[YOUR INSTRUCTIONS]: Extract each record and reproduce it exactly.

[Stored data]:
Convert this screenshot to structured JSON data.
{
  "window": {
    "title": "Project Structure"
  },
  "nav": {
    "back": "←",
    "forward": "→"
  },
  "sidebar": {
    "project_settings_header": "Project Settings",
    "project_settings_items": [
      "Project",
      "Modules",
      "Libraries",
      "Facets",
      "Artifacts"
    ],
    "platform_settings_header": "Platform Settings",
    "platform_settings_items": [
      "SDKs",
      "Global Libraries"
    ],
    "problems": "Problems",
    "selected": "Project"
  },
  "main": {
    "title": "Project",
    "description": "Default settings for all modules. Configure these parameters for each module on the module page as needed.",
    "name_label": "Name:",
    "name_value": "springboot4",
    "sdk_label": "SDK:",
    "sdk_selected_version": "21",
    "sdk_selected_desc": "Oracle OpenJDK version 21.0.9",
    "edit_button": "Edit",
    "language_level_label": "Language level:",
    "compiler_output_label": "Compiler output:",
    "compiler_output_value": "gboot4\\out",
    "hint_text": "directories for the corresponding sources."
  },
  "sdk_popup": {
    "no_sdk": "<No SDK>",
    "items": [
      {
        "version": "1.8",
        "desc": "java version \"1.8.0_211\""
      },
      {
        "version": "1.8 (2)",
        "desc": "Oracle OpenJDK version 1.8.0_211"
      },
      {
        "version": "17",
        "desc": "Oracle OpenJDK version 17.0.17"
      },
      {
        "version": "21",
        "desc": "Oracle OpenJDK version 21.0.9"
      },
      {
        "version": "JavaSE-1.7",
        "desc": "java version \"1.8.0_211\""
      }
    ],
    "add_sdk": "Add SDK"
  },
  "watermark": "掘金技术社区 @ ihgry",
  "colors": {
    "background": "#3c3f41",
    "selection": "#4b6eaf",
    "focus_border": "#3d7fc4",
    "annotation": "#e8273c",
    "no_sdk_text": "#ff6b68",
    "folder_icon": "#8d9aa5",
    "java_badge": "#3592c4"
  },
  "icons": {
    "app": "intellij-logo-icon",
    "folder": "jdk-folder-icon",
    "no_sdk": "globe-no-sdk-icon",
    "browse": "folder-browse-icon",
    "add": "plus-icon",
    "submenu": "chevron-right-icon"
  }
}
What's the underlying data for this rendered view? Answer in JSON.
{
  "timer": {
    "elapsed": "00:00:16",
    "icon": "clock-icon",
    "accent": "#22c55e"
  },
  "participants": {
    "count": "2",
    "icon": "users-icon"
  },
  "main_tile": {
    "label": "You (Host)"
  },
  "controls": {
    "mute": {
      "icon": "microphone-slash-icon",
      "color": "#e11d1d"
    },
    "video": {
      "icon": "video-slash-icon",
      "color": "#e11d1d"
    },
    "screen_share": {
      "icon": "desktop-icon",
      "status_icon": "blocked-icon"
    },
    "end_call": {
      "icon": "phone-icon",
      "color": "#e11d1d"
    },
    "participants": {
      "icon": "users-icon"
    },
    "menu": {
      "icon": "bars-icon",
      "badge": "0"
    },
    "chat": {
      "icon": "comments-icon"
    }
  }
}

[ANSWER FOR THE TASK]:
Convert this screenshot to structured JSON data.
{
  "window": {
    "title": "Project Structure"
  },
  "nav": {
    "back": "←",
    "forward": "→"
  },
  "sidebar": {
    "project_settings_header": "Project Settings",
    "project_settings_items": [
      "Project",
      "Modules",
      "Libraries",
      "Facets",
      "Artifacts"
    ],
    "platform_settings_header": "Platform Settings",
    "platform_settings_items": [
      "SDKs",
      "Global Libraries"
    ],
    "problems": "Problems",
    "selected": "Project"
  },
  "main": {
    "title": "Project",
    "description": "Default settings for all modules. Configure these parameters for each module on the module page as needed.",
    "name_label": "Name:",
    "name_value": "springboot4",
    "sdk_label": "SDK:",
    "sdk_selected_version": "21",
    "sdk_selected_desc": "Oracle OpenJDK version 21.0.9",
    "edit_button": "Edit",
    "language_level_label": "Language level:",
    "compiler_output_label": "Compiler output:",
    "compiler_output_value": "gboot4\\out",
    "hint_text": "directories for the corresponding sources."
  },
  "sdk_popup": {
    "no_sdk": "<No SDK>",
    "items": [
      {
        "version": "1.8",
        "desc": "java version \"1.8.0_211\""
      },
      {
        "version": "1.8 (2)",
        "desc": "Oracle OpenJDK version 1.8.0_211"
      },
      {
        "version": "17",
        "desc": "Oracle OpenJDK version 17.0.17"
      },
      {
        "version": "21",
        "desc": "Oracle OpenJDK version 21.0.9"
      },
      {
        "version": "JavaSE-1.7",
        "desc": "java version \"1.8.0_211\""
      }
    ],
    "add_sdk": "Add SDK"
  },
  "watermark": "掘金技术社区 @ ihgry",
  "colors": {
    "background": "#3c3f41",
    "selection": "#4b6eaf",
    "focus_border": "#3d7fc4",
    "annotation": "#e8273c",
    "no_sdk_text": "#ff6b68",
    "folder_icon": "#8d9aa5",
    "java_badge": "#3592c4"
  },
  "icons": {
    "app": "intellij-logo-icon",
    "folder": "jdk-folder-icon",
    "no_sdk": "globe-no-sdk-icon",
    "browse": "folder-browse-icon",
    "add": "plus-icon",
    "submenu": "chevron-right-icon"
  }
}
What's the underlying data for this rendered view? Answer in JSON.
{
  "timer": {
    "elapsed": "00:00:16",
    "icon": "clock-icon",
    "accent": "#22c55e"
  },
  "participants": {
    "count": "2",
    "icon": "users-icon"
  },
  "main_tile": {
    "label": "You (Host)"
  },
  "controls": {
    "mute": {
      "icon": "microphone-slash-icon",
      "color": "#e11d1d"
    },
    "video": {
      "icon": "video-slash-icon",
      "color": "#e11d1d"
    },
    "screen_share": {
      "icon": "desktop-icon",
      "status_icon": "blocked-icon"
    },
    "end_call": {
      "icon": "phone-icon",
      "color": "#e11d1d"
    },
    "participants": {
      "icon": "users-icon"
    },
    "menu": {
      "icon": "bars-icon",
      "badge": "0"
    },
    "chat": {
      "icon": "comments-icon"
    }
  }
}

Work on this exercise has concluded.